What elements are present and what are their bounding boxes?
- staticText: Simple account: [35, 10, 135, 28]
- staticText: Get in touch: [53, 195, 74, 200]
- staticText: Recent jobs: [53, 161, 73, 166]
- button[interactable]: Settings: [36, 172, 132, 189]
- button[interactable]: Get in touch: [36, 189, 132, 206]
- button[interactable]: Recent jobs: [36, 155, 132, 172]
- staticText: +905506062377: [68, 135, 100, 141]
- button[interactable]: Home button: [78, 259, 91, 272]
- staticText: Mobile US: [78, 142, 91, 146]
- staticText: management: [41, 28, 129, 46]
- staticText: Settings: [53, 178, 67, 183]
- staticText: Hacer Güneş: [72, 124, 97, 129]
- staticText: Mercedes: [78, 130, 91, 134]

----

Exercise: Revise the listing above so that every occurrence of "Recent jobs" reads "Job history", keeping all other text unchanged.

Written reply:
What elements are present and what are their bounding boxes?
- staticText: Simple account: [35, 10, 135, 28]
- staticText: Get in touch: [53, 195, 74, 200]
- staticText: Job history: [53, 161, 73, 166]
- button[interactable]: Settings: [36, 172, 132, 189]
- button[interactable]: Get in touch: [36, 189, 132, 206]
- button[interactable]: Job history: [36, 155, 132, 172]
- staticText: +905506062377: [68, 135, 100, 141]
- button[interactable]: Home button: [78, 259, 91, 272]
- staticText: Mobile US: [78, 142, 91, 146]
- staticText: management: [41, 28, 129, 46]
- staticText: Settings: [53, 178, 67, 183]
- staticText: Hacer Güneş: [72, 124, 97, 129]
- staticText: Mercedes: [78, 130, 91, 134]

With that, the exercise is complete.